(Items from a figure collection)
══════

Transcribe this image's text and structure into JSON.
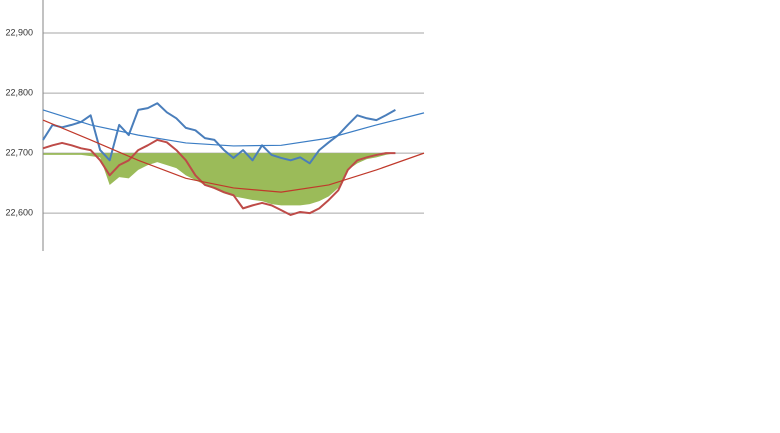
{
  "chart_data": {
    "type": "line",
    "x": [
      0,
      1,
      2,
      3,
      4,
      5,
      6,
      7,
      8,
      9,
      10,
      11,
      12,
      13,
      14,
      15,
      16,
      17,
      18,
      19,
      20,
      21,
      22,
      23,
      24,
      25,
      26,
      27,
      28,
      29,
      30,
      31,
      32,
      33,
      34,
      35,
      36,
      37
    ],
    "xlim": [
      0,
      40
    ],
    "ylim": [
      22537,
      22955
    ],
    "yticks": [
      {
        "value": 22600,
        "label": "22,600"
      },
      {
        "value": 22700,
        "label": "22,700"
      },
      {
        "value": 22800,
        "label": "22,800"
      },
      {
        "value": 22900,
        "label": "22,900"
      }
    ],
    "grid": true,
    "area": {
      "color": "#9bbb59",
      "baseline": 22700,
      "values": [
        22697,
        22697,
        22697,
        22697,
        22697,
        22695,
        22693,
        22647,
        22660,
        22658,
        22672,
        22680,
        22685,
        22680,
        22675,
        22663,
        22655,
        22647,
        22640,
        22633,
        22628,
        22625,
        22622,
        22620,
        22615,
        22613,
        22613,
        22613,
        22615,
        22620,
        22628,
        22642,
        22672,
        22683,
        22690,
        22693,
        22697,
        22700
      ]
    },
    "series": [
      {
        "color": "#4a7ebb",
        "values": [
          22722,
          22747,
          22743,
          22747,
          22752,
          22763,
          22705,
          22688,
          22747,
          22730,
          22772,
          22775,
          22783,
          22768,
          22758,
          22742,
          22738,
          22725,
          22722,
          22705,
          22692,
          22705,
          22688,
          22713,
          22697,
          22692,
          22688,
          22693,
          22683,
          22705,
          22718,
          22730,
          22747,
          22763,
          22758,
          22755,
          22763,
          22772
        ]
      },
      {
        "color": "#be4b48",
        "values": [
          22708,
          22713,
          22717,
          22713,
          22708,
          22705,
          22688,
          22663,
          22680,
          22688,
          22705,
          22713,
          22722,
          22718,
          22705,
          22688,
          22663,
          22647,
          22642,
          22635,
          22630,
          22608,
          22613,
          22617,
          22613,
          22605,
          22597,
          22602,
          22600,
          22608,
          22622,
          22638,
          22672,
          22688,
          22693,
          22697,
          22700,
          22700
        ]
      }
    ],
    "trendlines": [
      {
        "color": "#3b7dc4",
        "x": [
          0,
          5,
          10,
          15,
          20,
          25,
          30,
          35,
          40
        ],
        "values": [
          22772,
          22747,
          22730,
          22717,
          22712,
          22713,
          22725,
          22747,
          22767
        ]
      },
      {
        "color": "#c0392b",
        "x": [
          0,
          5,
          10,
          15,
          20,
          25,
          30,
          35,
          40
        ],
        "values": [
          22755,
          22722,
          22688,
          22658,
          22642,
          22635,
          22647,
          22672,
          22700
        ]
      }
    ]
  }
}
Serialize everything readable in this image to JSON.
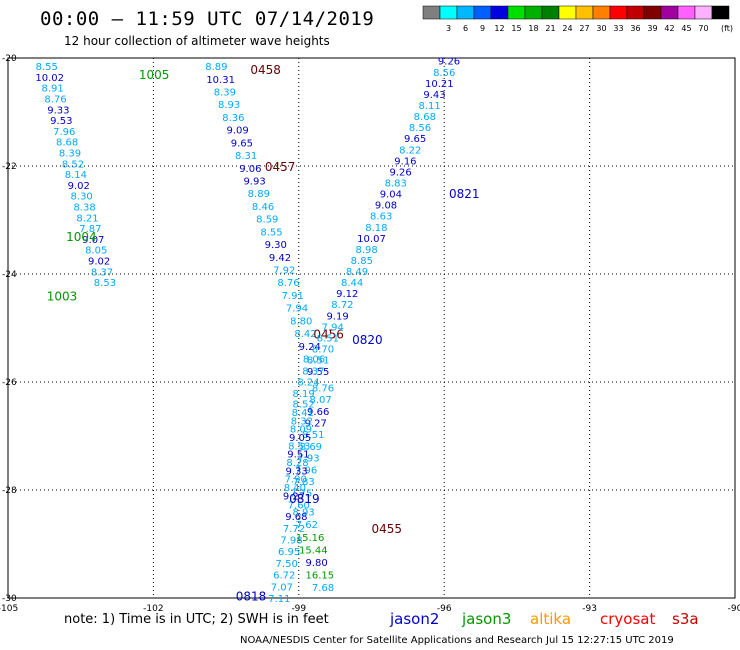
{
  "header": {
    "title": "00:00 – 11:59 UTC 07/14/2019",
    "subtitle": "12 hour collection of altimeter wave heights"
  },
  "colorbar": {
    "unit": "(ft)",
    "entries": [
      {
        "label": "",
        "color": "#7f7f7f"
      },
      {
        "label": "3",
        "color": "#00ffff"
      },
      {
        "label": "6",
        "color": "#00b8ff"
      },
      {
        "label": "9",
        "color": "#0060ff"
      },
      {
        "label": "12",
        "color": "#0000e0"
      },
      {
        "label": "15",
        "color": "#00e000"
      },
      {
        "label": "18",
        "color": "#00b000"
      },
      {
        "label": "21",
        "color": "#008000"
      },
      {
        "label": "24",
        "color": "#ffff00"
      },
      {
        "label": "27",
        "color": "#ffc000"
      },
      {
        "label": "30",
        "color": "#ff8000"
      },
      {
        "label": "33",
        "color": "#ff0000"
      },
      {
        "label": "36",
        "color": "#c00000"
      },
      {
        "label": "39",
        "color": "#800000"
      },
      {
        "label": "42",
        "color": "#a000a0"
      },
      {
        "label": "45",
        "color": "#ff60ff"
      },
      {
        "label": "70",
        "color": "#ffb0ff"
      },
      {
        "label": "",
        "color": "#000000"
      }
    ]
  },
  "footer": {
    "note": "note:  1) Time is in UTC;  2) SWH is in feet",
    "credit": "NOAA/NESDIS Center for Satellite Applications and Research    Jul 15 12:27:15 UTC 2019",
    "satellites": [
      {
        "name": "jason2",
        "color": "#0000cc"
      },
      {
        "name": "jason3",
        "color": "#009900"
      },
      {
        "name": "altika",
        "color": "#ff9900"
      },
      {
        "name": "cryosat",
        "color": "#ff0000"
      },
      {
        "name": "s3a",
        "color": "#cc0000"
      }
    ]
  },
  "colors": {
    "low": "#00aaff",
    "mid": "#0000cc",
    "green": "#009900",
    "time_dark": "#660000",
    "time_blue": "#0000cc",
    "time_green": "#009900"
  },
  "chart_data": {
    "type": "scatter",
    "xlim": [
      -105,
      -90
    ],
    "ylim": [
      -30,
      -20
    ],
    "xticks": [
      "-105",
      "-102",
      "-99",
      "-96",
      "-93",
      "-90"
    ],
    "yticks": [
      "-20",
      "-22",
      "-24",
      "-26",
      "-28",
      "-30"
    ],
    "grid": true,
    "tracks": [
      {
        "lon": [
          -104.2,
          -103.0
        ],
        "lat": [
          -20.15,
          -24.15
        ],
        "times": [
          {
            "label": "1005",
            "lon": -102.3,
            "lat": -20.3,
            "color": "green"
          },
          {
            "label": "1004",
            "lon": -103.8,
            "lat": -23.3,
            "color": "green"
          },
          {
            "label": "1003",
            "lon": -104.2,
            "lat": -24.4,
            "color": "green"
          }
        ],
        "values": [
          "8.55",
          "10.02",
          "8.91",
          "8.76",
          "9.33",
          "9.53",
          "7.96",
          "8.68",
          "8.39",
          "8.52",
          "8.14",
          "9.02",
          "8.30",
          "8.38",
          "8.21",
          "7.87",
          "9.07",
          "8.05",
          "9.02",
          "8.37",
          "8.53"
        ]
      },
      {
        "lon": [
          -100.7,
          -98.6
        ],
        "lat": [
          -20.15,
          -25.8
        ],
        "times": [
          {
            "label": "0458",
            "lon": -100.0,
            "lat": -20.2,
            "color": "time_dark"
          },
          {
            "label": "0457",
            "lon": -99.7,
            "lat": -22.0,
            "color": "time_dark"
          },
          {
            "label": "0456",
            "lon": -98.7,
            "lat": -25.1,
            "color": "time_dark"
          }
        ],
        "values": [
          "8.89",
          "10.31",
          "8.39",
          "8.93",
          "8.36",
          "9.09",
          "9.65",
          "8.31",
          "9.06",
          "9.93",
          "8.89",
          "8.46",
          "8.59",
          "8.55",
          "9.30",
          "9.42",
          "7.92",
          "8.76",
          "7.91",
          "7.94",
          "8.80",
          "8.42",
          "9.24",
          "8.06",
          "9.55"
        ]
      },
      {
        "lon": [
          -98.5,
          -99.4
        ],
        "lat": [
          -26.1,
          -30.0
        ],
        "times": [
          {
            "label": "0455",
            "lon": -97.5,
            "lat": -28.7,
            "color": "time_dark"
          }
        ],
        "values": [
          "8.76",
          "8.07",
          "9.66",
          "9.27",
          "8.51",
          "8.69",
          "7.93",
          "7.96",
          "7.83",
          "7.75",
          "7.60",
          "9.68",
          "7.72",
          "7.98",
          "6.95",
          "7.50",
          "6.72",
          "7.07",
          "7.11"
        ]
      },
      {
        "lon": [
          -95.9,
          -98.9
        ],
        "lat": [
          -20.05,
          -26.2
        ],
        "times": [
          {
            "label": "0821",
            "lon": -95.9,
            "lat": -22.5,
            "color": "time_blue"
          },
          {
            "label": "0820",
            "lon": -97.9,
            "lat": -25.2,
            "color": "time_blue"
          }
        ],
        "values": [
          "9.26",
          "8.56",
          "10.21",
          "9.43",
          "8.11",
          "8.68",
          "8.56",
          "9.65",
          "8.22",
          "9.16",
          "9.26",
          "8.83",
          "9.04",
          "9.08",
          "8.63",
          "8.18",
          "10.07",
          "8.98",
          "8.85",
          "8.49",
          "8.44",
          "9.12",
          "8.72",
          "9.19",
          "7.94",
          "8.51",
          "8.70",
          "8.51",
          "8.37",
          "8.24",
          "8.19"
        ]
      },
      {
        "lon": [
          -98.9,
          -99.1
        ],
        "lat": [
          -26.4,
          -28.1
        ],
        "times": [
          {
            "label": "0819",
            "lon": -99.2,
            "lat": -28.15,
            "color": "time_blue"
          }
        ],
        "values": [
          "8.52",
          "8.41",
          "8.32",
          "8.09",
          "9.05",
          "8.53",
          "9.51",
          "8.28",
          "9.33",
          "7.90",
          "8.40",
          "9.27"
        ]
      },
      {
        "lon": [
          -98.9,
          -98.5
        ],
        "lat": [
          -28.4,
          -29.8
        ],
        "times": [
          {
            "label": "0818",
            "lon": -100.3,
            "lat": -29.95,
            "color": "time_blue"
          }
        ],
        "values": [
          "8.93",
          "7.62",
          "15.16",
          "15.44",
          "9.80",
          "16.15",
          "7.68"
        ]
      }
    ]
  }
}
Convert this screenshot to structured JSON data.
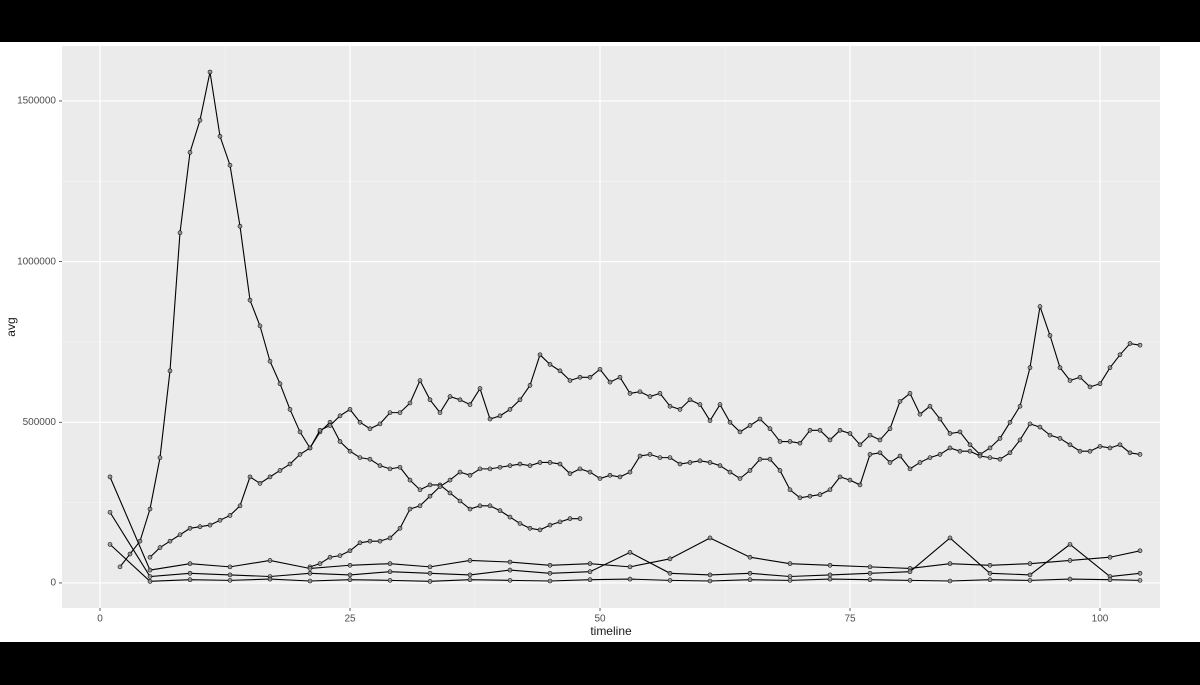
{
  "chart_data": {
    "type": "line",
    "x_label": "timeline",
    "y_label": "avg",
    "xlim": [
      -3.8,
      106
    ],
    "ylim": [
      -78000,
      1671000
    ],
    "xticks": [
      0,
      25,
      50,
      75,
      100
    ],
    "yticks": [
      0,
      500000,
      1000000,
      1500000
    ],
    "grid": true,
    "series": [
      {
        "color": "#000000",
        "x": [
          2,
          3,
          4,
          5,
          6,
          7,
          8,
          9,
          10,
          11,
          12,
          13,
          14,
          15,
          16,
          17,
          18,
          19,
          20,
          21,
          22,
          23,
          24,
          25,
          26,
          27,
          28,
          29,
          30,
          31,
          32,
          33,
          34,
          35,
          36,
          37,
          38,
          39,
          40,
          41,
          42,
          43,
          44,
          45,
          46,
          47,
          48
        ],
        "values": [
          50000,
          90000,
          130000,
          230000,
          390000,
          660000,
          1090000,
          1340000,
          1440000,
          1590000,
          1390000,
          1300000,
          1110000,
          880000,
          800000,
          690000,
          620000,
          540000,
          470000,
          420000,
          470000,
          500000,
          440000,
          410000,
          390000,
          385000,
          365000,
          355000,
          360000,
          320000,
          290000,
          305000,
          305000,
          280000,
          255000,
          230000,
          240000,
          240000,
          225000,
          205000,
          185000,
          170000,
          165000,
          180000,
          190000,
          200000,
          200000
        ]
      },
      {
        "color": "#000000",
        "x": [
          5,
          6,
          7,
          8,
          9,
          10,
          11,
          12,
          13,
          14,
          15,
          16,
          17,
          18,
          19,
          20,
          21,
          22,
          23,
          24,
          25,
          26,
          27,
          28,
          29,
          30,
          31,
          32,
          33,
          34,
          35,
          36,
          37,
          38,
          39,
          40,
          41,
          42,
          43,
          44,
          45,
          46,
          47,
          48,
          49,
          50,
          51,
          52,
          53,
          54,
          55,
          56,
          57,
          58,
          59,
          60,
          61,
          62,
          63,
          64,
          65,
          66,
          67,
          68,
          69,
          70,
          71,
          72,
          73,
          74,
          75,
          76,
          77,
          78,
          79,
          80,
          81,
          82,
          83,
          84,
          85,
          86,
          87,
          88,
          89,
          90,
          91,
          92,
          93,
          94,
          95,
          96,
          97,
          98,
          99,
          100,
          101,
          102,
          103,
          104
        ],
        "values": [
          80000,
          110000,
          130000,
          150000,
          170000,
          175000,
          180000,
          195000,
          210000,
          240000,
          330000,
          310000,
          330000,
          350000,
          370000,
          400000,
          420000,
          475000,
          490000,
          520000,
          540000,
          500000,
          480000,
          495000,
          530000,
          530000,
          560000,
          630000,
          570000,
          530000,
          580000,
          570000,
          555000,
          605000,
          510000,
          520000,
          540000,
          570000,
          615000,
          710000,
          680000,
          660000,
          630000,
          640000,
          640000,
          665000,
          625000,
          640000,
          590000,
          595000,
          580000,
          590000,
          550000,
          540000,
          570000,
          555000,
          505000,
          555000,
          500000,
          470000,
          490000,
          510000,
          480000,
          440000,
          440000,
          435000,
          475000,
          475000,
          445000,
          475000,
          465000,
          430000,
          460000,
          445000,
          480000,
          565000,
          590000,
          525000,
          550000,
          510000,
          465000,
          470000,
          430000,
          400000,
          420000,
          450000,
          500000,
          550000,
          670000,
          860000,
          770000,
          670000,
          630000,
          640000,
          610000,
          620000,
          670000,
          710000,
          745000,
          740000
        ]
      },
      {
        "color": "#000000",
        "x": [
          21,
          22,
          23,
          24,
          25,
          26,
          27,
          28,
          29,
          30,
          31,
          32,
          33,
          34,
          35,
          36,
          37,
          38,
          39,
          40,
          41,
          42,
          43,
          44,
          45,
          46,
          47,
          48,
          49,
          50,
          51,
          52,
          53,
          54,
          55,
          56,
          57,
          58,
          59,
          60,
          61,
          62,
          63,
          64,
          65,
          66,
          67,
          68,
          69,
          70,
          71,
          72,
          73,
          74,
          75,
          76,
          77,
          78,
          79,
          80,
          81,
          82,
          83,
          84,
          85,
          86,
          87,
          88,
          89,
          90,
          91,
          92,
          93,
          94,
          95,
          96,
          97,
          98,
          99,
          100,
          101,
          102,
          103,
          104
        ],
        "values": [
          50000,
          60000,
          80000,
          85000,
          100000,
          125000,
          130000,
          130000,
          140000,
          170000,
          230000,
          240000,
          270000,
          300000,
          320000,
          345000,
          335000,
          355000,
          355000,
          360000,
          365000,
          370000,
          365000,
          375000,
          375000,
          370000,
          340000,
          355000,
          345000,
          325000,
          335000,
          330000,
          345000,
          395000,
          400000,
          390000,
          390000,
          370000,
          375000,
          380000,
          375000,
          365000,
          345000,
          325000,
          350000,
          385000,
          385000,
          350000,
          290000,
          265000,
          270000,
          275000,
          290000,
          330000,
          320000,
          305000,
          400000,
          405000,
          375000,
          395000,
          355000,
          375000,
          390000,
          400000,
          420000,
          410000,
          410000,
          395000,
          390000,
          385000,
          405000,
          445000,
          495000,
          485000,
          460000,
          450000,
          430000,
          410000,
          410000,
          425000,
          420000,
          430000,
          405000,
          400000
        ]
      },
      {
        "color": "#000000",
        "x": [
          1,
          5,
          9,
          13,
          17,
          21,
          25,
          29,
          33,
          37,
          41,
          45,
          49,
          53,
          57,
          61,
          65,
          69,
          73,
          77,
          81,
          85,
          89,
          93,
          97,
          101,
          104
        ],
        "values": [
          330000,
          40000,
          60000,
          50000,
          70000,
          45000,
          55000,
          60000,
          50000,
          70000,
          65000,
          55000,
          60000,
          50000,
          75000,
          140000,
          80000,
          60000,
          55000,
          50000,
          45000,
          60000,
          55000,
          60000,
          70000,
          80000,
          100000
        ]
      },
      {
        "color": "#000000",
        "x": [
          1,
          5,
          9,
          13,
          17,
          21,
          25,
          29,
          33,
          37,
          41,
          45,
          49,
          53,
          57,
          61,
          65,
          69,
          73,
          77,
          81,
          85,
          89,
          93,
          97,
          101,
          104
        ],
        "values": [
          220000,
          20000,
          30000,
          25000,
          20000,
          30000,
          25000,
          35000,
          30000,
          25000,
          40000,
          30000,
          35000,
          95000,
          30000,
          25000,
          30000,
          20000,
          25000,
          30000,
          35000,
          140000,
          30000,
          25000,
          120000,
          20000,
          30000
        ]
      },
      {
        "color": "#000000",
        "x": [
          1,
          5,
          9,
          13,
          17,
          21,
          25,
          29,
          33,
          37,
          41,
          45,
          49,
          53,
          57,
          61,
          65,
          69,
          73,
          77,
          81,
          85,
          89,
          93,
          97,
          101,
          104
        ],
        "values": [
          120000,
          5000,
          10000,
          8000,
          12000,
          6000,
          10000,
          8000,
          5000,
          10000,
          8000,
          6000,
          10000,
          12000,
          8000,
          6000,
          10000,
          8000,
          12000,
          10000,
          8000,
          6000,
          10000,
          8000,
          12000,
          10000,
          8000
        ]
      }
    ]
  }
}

══════

● **Given problem**: Scan the material above for the word "name". Copy each line where it occurs.

● **The solution**:
        "name": "jason2",
        "name": "jason3",
        "name": "altika",
        "name": "cryosat",
        "name": "s3a",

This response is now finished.